__Provided records__.
----

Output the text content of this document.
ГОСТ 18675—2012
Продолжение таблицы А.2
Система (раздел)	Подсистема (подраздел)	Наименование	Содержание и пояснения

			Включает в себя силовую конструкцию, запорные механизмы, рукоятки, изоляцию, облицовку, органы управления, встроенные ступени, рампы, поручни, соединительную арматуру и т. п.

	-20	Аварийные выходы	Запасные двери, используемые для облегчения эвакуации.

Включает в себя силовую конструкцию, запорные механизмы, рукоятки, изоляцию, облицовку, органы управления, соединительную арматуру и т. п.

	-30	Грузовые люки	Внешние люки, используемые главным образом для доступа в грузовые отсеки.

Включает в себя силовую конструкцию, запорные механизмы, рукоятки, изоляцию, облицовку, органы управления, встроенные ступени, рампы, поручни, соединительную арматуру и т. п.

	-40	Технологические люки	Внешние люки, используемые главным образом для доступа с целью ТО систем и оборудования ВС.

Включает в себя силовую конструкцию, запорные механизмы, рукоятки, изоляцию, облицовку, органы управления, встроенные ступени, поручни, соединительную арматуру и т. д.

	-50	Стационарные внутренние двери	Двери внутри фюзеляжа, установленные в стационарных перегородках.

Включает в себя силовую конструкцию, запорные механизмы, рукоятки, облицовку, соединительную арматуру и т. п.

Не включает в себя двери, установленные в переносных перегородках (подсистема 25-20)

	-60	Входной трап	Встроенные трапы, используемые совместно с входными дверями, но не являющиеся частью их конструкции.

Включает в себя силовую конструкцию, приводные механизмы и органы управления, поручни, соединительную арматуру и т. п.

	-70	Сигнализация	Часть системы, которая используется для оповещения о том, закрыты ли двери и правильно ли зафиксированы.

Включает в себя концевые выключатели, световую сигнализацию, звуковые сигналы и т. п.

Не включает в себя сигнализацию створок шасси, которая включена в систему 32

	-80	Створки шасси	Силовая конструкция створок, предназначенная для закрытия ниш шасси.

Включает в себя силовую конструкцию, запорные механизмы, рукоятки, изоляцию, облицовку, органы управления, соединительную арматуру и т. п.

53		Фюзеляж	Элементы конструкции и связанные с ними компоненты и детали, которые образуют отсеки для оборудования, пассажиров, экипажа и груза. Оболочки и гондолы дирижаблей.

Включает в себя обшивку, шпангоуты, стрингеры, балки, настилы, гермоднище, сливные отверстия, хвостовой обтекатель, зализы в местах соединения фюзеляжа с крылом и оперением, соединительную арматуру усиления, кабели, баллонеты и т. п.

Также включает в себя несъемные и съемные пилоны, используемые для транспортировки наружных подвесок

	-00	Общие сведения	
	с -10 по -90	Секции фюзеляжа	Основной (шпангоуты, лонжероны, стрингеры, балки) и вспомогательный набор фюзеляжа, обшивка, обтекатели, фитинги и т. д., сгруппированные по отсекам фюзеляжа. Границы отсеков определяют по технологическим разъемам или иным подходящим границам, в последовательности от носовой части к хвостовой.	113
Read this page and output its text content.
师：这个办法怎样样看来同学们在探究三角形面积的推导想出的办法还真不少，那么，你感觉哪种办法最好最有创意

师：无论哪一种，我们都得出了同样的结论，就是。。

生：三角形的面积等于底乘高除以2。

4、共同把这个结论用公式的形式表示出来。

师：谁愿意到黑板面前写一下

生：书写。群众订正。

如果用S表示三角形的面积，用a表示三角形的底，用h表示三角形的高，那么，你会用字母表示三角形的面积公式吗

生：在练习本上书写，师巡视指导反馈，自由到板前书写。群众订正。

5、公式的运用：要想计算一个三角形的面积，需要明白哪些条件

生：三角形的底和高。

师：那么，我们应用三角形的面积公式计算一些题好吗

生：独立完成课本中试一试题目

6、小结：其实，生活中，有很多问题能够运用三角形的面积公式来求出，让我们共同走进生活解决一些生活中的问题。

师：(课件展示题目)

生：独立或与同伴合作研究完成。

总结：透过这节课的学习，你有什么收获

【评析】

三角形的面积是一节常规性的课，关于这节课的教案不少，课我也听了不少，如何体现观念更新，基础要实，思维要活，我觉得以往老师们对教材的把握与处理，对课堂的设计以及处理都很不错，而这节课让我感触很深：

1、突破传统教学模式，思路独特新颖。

----

__Aim of the task__. Every entry must be output again, exactly as written above.

__Correct answer__.
Output the text content of this document.
ГОСТ 18675—2012
Продолжение таблицы А.2
Система (раздел)	Подсистема (подраздел)	Наименование	Содержание и пояснения

			Включает в себя силовую конструкцию, запорные механизмы, рукоятки, изоляцию, облицовку, органы управления, встроенные ступени, рампы, поручни, соединительную арматуру и т. п.

	-20	Аварийные выходы	Запасные двери, используемые для облегчения эвакуации.

Включает в себя силовую конструкцию, запорные механизмы, рукоятки, изоляцию, облицовку, органы управления, соединительную арматуру и т. п.

	-30	Грузовые люки	Внешние люки, используемые главным образом для доступа в грузовые отсеки.

Включает в себя силовую конструкцию, запорные механизмы, рукоятки, изоляцию, облицовку, органы управления, встроенные ступени, рампы, поручни, соединительную арматуру и т. п.

	-40	Технологические люки	Внешние люки, используемые главным образом для доступа с целью ТО систем и оборудования ВС.

Включает в себя силовую конструкцию, запорные механизмы, рукоятки, изоляцию, облицовку, органы управления, встроенные ступени, поручни, соединительную арматуру и т. д.

	-50	Стационарные внутренние двери	Двери внутри фюзеляжа, установленные в стационарных перегородках.

Включает в себя силовую конструкцию, запорные механизмы, рукоятки, облицовку, соединительную арматуру и т. п.

Не включает в себя двери, установленные в переносных перегородках (подсистема 25-20)

	-60	Входной трап	Встроенные трапы, используемые совместно с входными дверями, но не являющиеся частью их конструкции.

Включает в себя силовую конструкцию, приводные механизмы и органы управления, поручни, соединительную арматуру и т. п.

	-70	Сигнализация	Часть системы, которая используется для оповещения о том, закрыты ли двери и правильно ли зафиксированы.

Включает в себя концевые выключатели, световую сигнализацию, звуковые сигналы и т. п.

Не включает в себя сигнализацию створок шасси, которая включена в систему 32

	-80	Створки шасси	Силовая конструкция створок, предназначенная для закрытия ниш шасси.

Включает в себя силовую конструкцию, запорные механизмы, рукоятки, изоляцию, облицовку, органы управления, соединительную арматуру и т. п.

53		Фюзеляж	Элементы конструкции и связанные с ними компоненты и детали, которые образуют отсеки для оборудования, пассажиров, экипажа и груза. Оболочки и гондолы дирижаблей.

Включает в себя обшивку, шпангоуты, стрингеры, балки, настилы, гермоднище, сливные отверстия, хвостовой обтекатель, зализы в местах соединения фюзеляжа с крылом и оперением, соединительную арматуру усиления, кабели, баллонеты и т. п.

Также включает в себя несъемные и съемные пилоны, используемые для транспортировки наружных подвесок

	-00	Общие сведения	
	с -10 по -90	Секции фюзеляжа	Основной (шпангоуты, лонжероны, стрингеры, балки) и вспомогательный набор фюзеляжа, обшивка, обтекатели, фитинги и т. д., сгруппированные по отсекам фюзеляжа. Границы отсеков определяют по технологическим разъемам или иным подходящим границам, в последовательности от носовой части к хвостовой.	113
Read this page and output its text content.
师：这个办法怎样样看来同学们在探究三角形面积的推导想出的办法还真不少，那么，你感觉哪种办法最好最有创意

师：无论哪一种，我们都得出了同样的结论，就是。。

生：三角形的面积等于底乘高除以2。

4、共同把这个结论用公式的形式表示出来。

师：谁愿意到黑板面前写一下

生：书写。群众订正。

如果用S表示三角形的面积，用a表示三角形的底，用h表示三角形的高，那么，你会用字母表示三角形的面积公式吗

生：在练习本上书写，师巡视指导反馈，自由到板前书写。群众订正。

5、公式的运用：要想计算一个三角形的面积，需要明白哪些条件

生：三角形的底和高。

师：那么，我们应用三角形的面积公式计算一些题好吗

生：独立完成课本中试一试题目

6、小结：其实，生活中，有很多问题能够运用三角形的面积公式来求出，让我们共同走进生活解决一些生活中的问题。

师：(课件展示题目)

生：独立或与同伴合作研究完成。

总结：透过这节课的学习，你有什么收获

【评析】

三角形的面积是一节常规性的课，关于这节课的教案不少，课我也听了不少，如何体现观念更新，基础要实，思维要活，我觉得以往老师们对教材的把握与处理，对课堂的设计以及处理都很不错，而这节课让我感触很深：

1、突破传统教学模式，思路独特新颖。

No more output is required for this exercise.